— BEGIN Entries provided —
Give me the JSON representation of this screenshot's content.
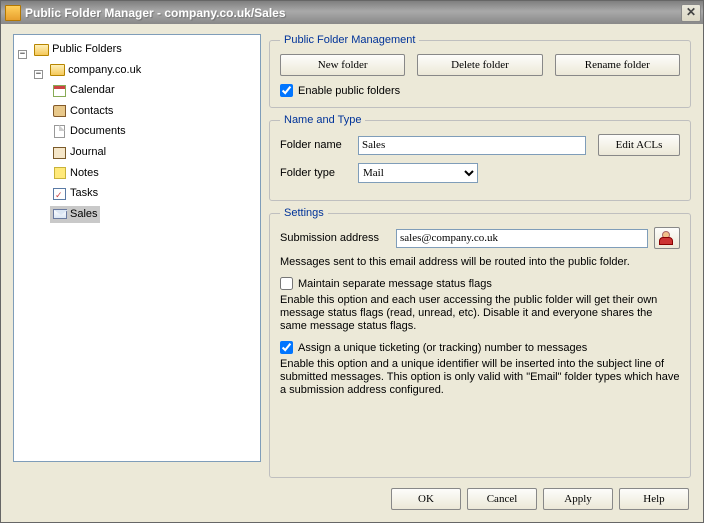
{
  "title": "Public Folder Manager - company.co.uk/Sales",
  "tree": {
    "root": "Public Folders",
    "domain": "company.co.uk",
    "items": [
      "Calendar",
      "Contacts",
      "Documents",
      "Journal",
      "Notes",
      "Tasks",
      "Sales"
    ]
  },
  "management": {
    "legend": "Public Folder Management",
    "new": "New folder",
    "delete": "Delete folder",
    "rename": "Rename folder",
    "enable": "Enable public folders"
  },
  "nameType": {
    "legend": "Name and Type",
    "name_lbl": "Folder name",
    "name_val": "Sales",
    "type_lbl": "Folder type",
    "type_val": "Mail",
    "acls": "Edit ACLs"
  },
  "settings": {
    "legend": "Settings",
    "sub_lbl": "Submission address",
    "sub_val": "sales@company.co.uk",
    "sub_hint": "Messages sent to this email address will be routed into the public folder.",
    "flags_lbl": "Maintain separate message status flags",
    "flags_hint": "Enable this option and each user accessing the public folder will get their own message status flags (read, unread, etc). Disable it and everyone shares the same message status flags.",
    "ticket_lbl": "Assign a unique ticketing (or tracking) number to messages",
    "ticket_hint": "Enable this option and a unique identifier will be inserted into the subject line of submitted messages.  This option is only valid with \"Email\" folder types which have a submission address configured."
  },
  "buttons": {
    "ok": "OK",
    "cancel": "Cancel",
    "apply": "Apply",
    "help": "Help"
  }
}
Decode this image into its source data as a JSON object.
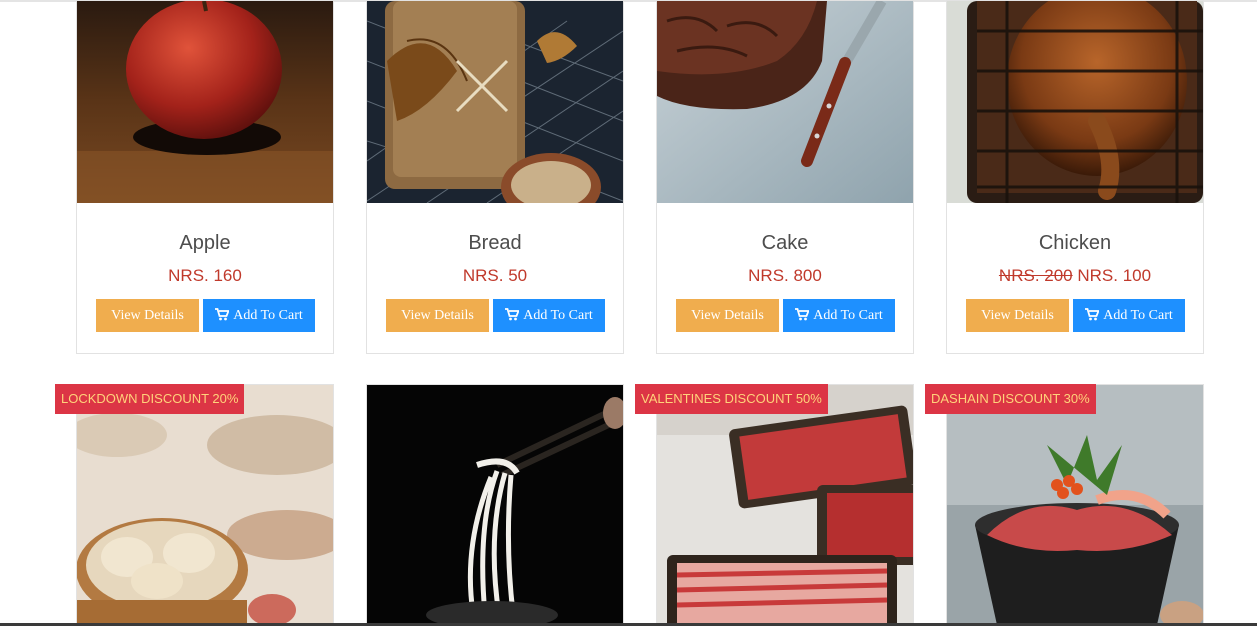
{
  "products": [
    {
      "name": "Apple",
      "price": "NRS. 160",
      "old_price": "",
      "image": "apple-image"
    },
    {
      "name": "Bread",
      "price": "NRS. 50",
      "old_price": "",
      "image": "bread-image"
    },
    {
      "name": "Cake",
      "price": "NRS. 800",
      "old_price": "",
      "image": "cake-image"
    },
    {
      "name": "Chicken",
      "price": "NRS. 100",
      "old_price": "NRS. 200",
      "image": "chicken-image"
    }
  ],
  "buttons": {
    "view_details": "View Details",
    "add_to_cart": "Add To Cart"
  },
  "badges": {
    "dumplings": "LOCKDOWN DISCOUNT 20%",
    "meat": "VALENTINES DISCOUNT 50%",
    "poke": "DASHAIN DISCOUNT 30%"
  },
  "icons": {
    "cart": "shopping-cart-icon"
  },
  "colors": {
    "view_button": "#f0ad4e",
    "cart_button": "#1e90ff",
    "price": "#c0392b",
    "badge_bg": "#dc3545",
    "badge_text": "#ffd27a"
  }
}
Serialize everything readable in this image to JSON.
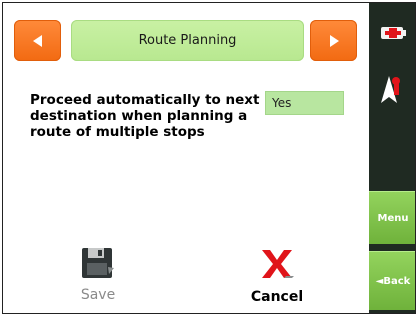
— END Entries provided —
■ Your instructions ■
In this exercise, set down all of the data exactly, without the pictures.

■ Response to the exercise ■
Give me the JSON representation of this screenshot's content.
{
  "title": "Public Folder Manager - company.co.uk/Sales",
  "tree": {
    "root": "Public Folders",
    "domain": "company.co.uk",
    "items": [
      "Calendar",
      "Contacts",
      "Documents",
      "Journal",
      "Notes",
      "Tasks",
      "Sales"
    ]
  },
  "management": {
    "legend": "Public Folder Management",
    "new": "New folder",
    "delete": "Delete folder",
    "rename": "Rename folder",
    "enable": "Enable public folders"
  },
  "nameType": {
    "legend": "Name and Type",
    "name_lbl": "Folder name",
    "name_val": "Sales",
    "type_lbl": "Folder type",
    "type_val": "Mail",
    "acls": "Edit ACLs"
  },
  "settings": {
    "legend": "Settings",
    "sub_lbl": "Submission address",
    "sub_val": "sales@company.co.uk",
    "sub_hint": "Messages sent to this email address will be routed into the public folder.",
    "flags_lbl": "Maintain separate message status flags",
    "flags_hint": "Enable this option and each user accessing the public folder will get their own message status flags (read, unread, etc). Disable it and everyone shares the same message status flags.",
    "ticket_lbl": "Assign a unique ticketing (or tracking) number to messages",
    "ticket_hint": "Enable this option and a unique identifier will be inserted into the subject line of submitted messages.  This option is only valid with \"Email\" folder types which have a submission address configured."
  },
  "buttons": {
    "ok": "OK",
    "cancel": "Cancel",
    "apply": "Apply",
    "help": "Help"
  }
}
Decode this image into its source data as a JSON object.
{
  "products": [
    {
      "name": "Apple",
      "price": "NRS. 160",
      "old_price": "",
      "image": "apple-image"
    },
    {
      "name": "Bread",
      "price": "NRS. 50",
      "old_price": "",
      "image": "bread-image"
    },
    {
      "name": "Cake",
      "price": "NRS. 800",
      "old_price": "",
      "image": "cake-image"
    },
    {
      "name": "Chicken",
      "price": "NRS. 100",
      "old_price": "NRS. 200",
      "image": "chicken-image"
    }
  ],
  "buttons": {
    "view_details": "View Details",
    "add_to_cart": "Add To Cart"
  },
  "badges": {
    "dumplings": "LOCKDOWN DISCOUNT 20%",
    "meat": "VALENTINES DISCOUNT 50%",
    "poke": "DASHAIN DISCOUNT 30%"
  },
  "icons": {
    "cart": "shopping-cart-icon"
  },
  "colors": {
    "view_button": "#f0ad4e",
    "cart_button": "#1e90ff",
    "price": "#c0392b",
    "badge_bg": "#dc3545",
    "badge_text": "#ffd27a"
  }
}
Serialize everything readable in this image to JSON.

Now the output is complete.